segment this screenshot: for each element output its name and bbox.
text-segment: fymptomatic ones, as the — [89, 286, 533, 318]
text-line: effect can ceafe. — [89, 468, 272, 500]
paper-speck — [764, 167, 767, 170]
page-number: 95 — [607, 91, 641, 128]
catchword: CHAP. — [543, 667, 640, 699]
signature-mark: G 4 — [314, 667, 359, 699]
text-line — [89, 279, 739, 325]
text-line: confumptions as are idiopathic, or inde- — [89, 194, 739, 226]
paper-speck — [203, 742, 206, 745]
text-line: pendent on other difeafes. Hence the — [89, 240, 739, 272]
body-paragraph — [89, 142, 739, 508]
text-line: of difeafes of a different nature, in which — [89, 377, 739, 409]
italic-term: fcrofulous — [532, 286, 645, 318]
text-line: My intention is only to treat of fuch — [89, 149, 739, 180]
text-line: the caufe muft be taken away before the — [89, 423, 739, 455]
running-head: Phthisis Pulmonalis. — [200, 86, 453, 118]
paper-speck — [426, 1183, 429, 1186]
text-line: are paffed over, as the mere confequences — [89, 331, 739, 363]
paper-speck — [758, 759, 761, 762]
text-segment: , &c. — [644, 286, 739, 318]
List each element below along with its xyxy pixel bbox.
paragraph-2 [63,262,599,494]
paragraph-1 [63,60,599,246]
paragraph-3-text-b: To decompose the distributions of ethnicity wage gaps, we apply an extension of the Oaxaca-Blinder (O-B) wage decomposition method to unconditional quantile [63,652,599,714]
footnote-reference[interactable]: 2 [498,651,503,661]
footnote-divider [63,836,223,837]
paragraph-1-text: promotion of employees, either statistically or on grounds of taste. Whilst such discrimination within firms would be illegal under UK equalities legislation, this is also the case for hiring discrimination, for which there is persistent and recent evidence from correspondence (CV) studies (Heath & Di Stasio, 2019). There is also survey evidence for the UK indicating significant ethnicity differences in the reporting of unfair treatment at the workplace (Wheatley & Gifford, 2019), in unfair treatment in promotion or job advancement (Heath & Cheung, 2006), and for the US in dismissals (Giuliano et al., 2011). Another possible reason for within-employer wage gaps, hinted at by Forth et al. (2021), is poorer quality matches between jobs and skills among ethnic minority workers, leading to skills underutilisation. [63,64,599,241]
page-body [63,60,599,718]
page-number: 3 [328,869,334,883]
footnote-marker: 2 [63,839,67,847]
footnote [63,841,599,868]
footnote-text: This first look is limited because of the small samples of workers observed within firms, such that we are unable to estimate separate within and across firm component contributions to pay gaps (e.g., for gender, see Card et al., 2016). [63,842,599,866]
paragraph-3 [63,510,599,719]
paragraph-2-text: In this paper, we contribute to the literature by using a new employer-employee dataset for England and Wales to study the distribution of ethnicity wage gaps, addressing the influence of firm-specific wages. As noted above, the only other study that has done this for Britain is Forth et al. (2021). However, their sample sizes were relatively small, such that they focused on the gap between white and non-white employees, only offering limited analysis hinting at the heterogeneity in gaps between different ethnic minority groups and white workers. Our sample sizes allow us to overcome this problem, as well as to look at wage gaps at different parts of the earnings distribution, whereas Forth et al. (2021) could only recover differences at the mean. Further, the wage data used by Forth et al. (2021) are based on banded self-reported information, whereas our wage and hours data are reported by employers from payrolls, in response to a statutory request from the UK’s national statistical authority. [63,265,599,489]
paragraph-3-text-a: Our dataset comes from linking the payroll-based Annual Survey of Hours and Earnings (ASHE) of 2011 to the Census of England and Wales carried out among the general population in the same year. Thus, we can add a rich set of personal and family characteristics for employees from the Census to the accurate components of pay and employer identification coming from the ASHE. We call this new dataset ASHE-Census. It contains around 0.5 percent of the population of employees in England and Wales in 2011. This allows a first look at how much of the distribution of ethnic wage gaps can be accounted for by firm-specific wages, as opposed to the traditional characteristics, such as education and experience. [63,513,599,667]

----

WORK TO BE COMPLETED
Reproduce every one of the records above word for word, without changing anything.

FULL OUTPUT
segment this screenshot: for each element output its name and bbox.
text-segment: fymptomatic ones, as the — [89, 286, 533, 318]
text-line: effect can ceafe. — [89, 468, 272, 500]
paper-speck — [764, 167, 767, 170]
page-number: 95 — [607, 91, 641, 128]
catchword: CHAP. — [543, 667, 640, 699]
signature-mark: G 4 — [314, 667, 359, 699]
text-line — [89, 279, 739, 325]
text-line: confumptions as are idiopathic, or inde- — [89, 194, 739, 226]
paper-speck — [203, 742, 206, 745]
text-line: pendent on other difeafes. Hence the — [89, 240, 739, 272]
body-paragraph — [89, 142, 739, 508]
text-line: of difeafes of a different nature, in which — [89, 377, 739, 409]
italic-term: fcrofulous — [532, 286, 645, 318]
text-line: My intention is only to treat of fuch — [89, 149, 739, 180]
text-line: the caufe muft be taken away before the — [89, 423, 739, 455]
running-head: Phthisis Pulmonalis. — [200, 86, 453, 118]
paper-speck — [426, 1183, 429, 1186]
text-line: are paffed over, as the mere confequences — [89, 331, 739, 363]
paper-speck — [758, 759, 761, 762]
text-segment: , &c. — [644, 286, 739, 318]
List each element below along with its xyxy pixel bbox.
paragraph-2 [63,262,599,494]
paragraph-1 [63,60,599,246]
paragraph-3-text-b: To decompose the distributions of ethnicity wage gaps, we apply an extension of the Oaxaca-Blinder (O-B) wage decomposition method to unconditional quantile [63,652,599,714]
footnote-reference[interactable]: 2 [498,651,503,661]
footnote-divider [63,836,223,837]
paragraph-1-text: promotion of employees, either statistically or on grounds of taste. Whilst such discrimination within firms would be illegal under UK equalities legislation, this is also the case for hiring discrimination, for which there is persistent and recent evidence from correspondence (CV) studies (Heath & Di Stasio, 2019). There is also survey evidence for the UK indicating significant ethnicity differences in the reporting of unfair treatment at the workplace (Wheatley & Gifford, 2019), in unfair treatment in promotion or job advancement (Heath & Cheung, 2006), and for the US in dismissals (Giuliano et al., 2011). Another possible reason for within-employer wage gaps, hinted at by Forth et al. (2021), is poorer quality matches between jobs and skills among ethnic minority workers, leading to skills underutilisation. [63,64,599,241]
page-body [63,60,599,718]
page-number: 3 [328,869,334,883]
footnote-marker: 2 [63,839,67,847]
footnote [63,841,599,868]
footnote-text: This first look is limited because of the small samples of workers observed within firms, such that we are unable to estimate separate within and across firm component contributions to pay gaps (e.g., for gender, see Card et al., 2016). [63,842,599,866]
paragraph-3 [63,510,599,719]
paragraph-2-text: In this paper, we contribute to the literature by using a new employer-employee dataset for England and Wales to study the distribution of ethnicity wage gaps, addressing the influence of firm-specific wages. As noted above, the only other study that has done this for Britain is Forth et al. (2021). However, their sample sizes were relatively small, such that they focused on the gap between white and non-white employees, only offering limited analysis hinting at the heterogeneity in gaps between different ethnic minority groups and white workers. Our sample sizes allow us to overcome this problem, as well as to look at wage gaps at different parts of the earnings distribution, whereas Forth et al. (2021) could only recover differences at the mean. Further, the wage data used by Forth et al. (2021) are based on banded self-reported information, whereas our wage and hours data are reported by employers from payrolls, in response to a statutory request from the UK’s national statistical authority. [63,265,599,489]
paragraph-3-text-a: Our dataset comes from linking the payroll-based Annual Survey of Hours and Earnings (ASHE) of 2011 to the Census of England and Wales carried out among the general population in the same year. Thus, we can add a rich set of personal and family characteristics for employees from the Census to the accurate components of pay and employer identification coming from the ASHE. We call this new dataset ASHE-Census. It contains around 0.5 percent of the population of employees in England and Wales in 2011. This allows a first look at how much of the distribution of ethnic wage gaps can be accounted for by firm-specific wages, as opposed to the traditional characteristics, such as education and experience. [63,513,599,667]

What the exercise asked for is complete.